Saved data entries:
****

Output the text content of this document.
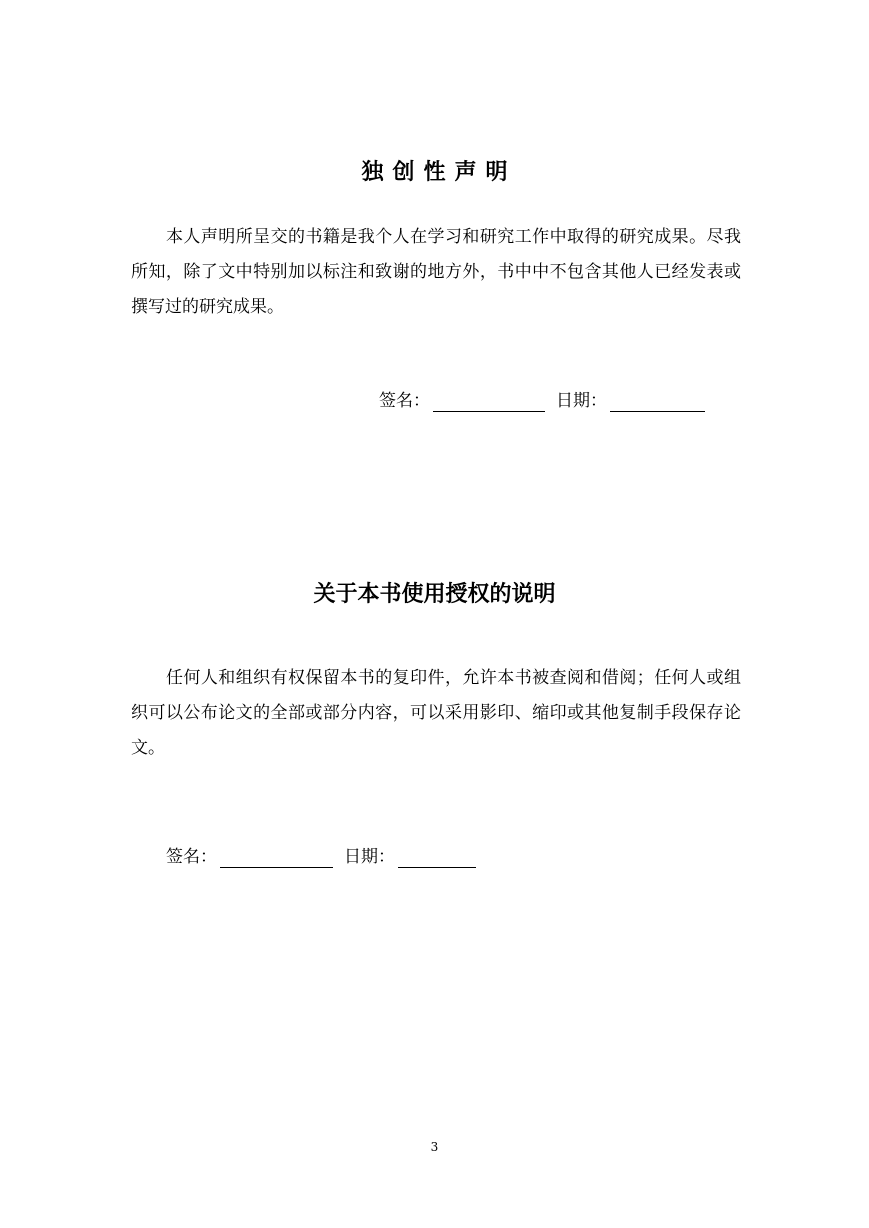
独创性声明

本人声明所呈交的书籍是我个人在学习和研究工作中取得的研究成果。尽我所知，除了文中特别加以标注和致谢的地方外，书中中不包含其他人已经发表或撰写过的研究成果。

签名：	日期：
关于本书使用授权的说明

任何人和组织有权保留本书的复印件，允许本书被查阅和借阅；任何人或组织可以公布论文的全部或部分内容，可以采用影印、缩印或其他复制手段保存论文。

签名：	日期：
3
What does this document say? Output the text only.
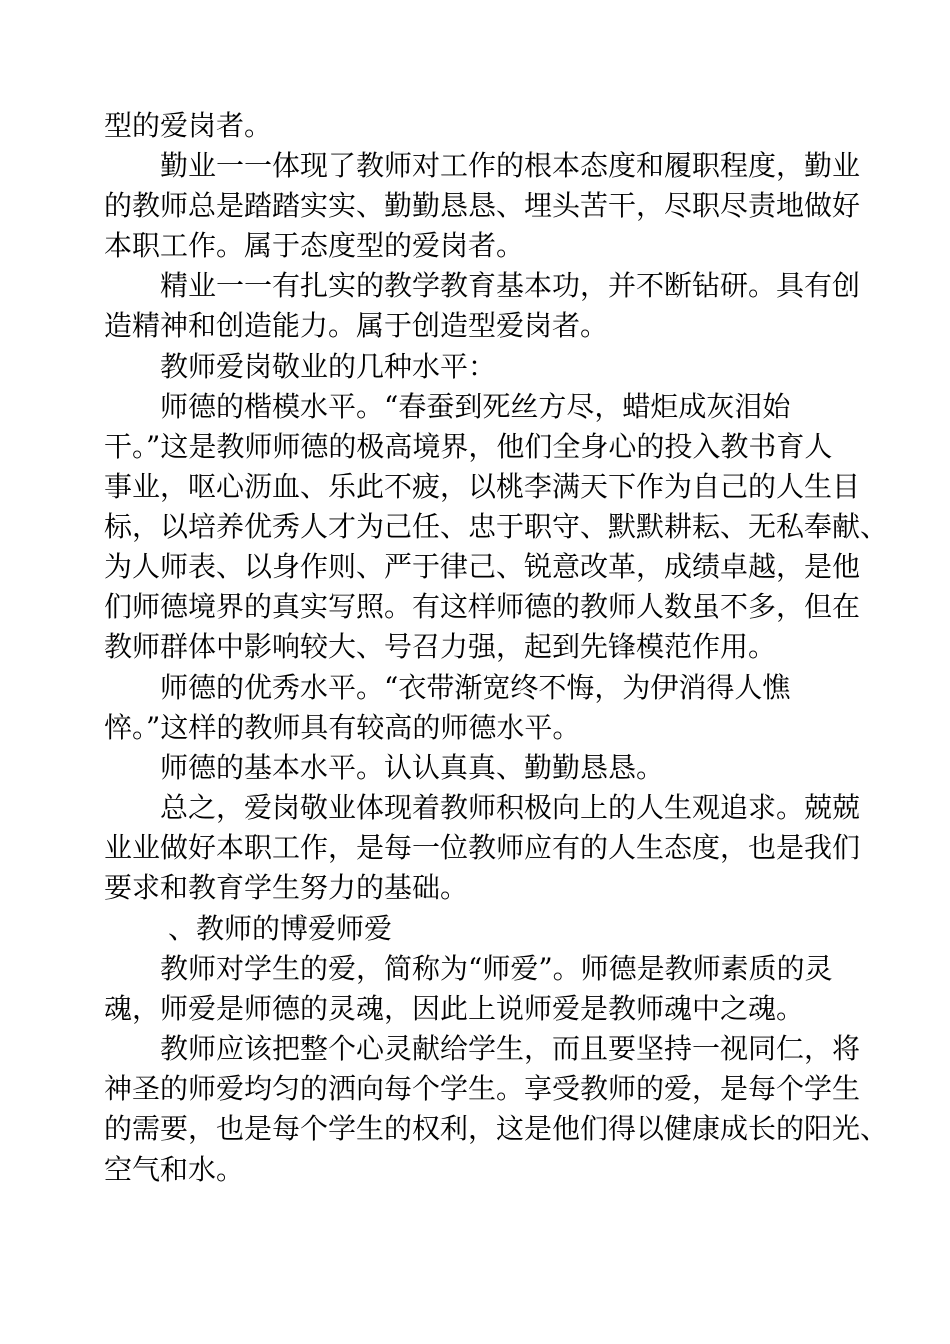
型的爱岗者。
勤业一一体现了教师对工作的根本态度和履职程度，勤业
的教师总是踏踏实实、勤勤恳恳、埋头苦干，尽职尽责地做好
本职工作。属于态度型的爱岗者。
精业一一有扎实的教学教育基本功，并不断钻研。具有创
造精神和创造能力。属于创造型爱岗者。
教师爱岗敬业的几种水平：
师德的楷模水平。“春蚕到死丝方尽，蜡炬成灰泪始
干。”这是教师师德的极高境界，他们全身心的投入教书育人
事业，呕心沥血、乐此不疲，以桃李满天下作为自己的人生目
标，以培养优秀人才为己任、忠于职守、默默耕耘、无私奉献、
为人师表、以身作则、严于律己、锐意改革，成绩卓越，是他
们师德境界的真实写照。有这样师德的教师人数虽不多，但在
教师群体中影响较大、号召力强，起到先锋模范作用。
师德的优秀水平。“衣带渐宽终不悔，为伊消得人憔
悴。”这样的教师具有较高的师德水平。
师德的基本水平。认认真真、勤勤恳恳。
总之，爱岗敬业体现着教师积极向上的人生观追求。兢兢
业业做好本职工作，是每一位教师应有的人生态度，也是我们
要求和教育学生努力的基础。
、教师的博爱师爱
教师对学生的爱，简称为“师爱”。师德是教师素质的灵
魂，师爱是师德的灵魂，因此上说师爱是教师魂中之魂。
教师应该把整个心灵献给学生，而且要坚持一视同仁，将
神圣的师爱均匀的洒向每个学生。享受教师的爱，是每个学生
的需要，也是每个学生的权利，这是他们得以健康成长的阳光、
空气和水。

****

Quote the preceding records in their entirety, excluding every picture.

Output the text content of this document.
独创性声明

本人声明所呈交的书籍是我个人在学习和研究工作中取得的研究成果。尽我所知，除了文中特别加以标注和致谢的地方外，书中中不包含其他人已经发表或撰写过的研究成果。

签名：	日期：
关于本书使用授权的说明

任何人和组织有权保留本书的复印件，允许本书被查阅和借阅；任何人或组织可以公布论文的全部或部分内容，可以采用影印、缩印或其他复制手段保存论文。

签名：	日期：
3
What does this document say? Output the text only.
型的爱岗者。
勤业一一体现了教师对工作的根本态度和履职程度，勤业
的教师总是踏踏实实、勤勤恳恳、埋头苦干，尽职尽责地做好
本职工作。属于态度型的爱岗者。
精业一一有扎实的教学教育基本功，并不断钻研。具有创
造精神和创造能力。属于创造型爱岗者。
教师爱岗敬业的几种水平：
师德的楷模水平。“春蚕到死丝方尽，蜡炬成灰泪始
干。”这是教师师德的极高境界，他们全身心的投入教书育人
事业，呕心沥血、乐此不疲，以桃李满天下作为自己的人生目
标，以培养优秀人才为己任、忠于职守、默默耕耘、无私奉献、
为人师表、以身作则、严于律己、锐意改革，成绩卓越，是他
们师德境界的真实写照。有这样师德的教师人数虽不多，但在
教师群体中影响较大、号召力强，起到先锋模范作用。
师德的优秀水平。“衣带渐宽终不悔，为伊消得人憔
悴。”这样的教师具有较高的师德水平。
师德的基本水平。认认真真、勤勤恳恳。
总之，爱岗敬业体现着教师积极向上的人生观追求。兢兢
业业做好本职工作，是每一位教师应有的人生态度，也是我们
要求和教育学生努力的基础。
、教师的博爱师爱
教师对学生的爱，简称为“师爱”。师德是教师素质的灵
魂，师爱是师德的灵魂，因此上说师爱是教师魂中之魂。
教师应该把整个心灵献给学生，而且要坚持一视同仁，将
神圣的师爱均匀的洒向每个学生。享受教师的爱，是每个学生
的需要，也是每个学生的权利，这是他们得以健康成长的阳光、
空气和水。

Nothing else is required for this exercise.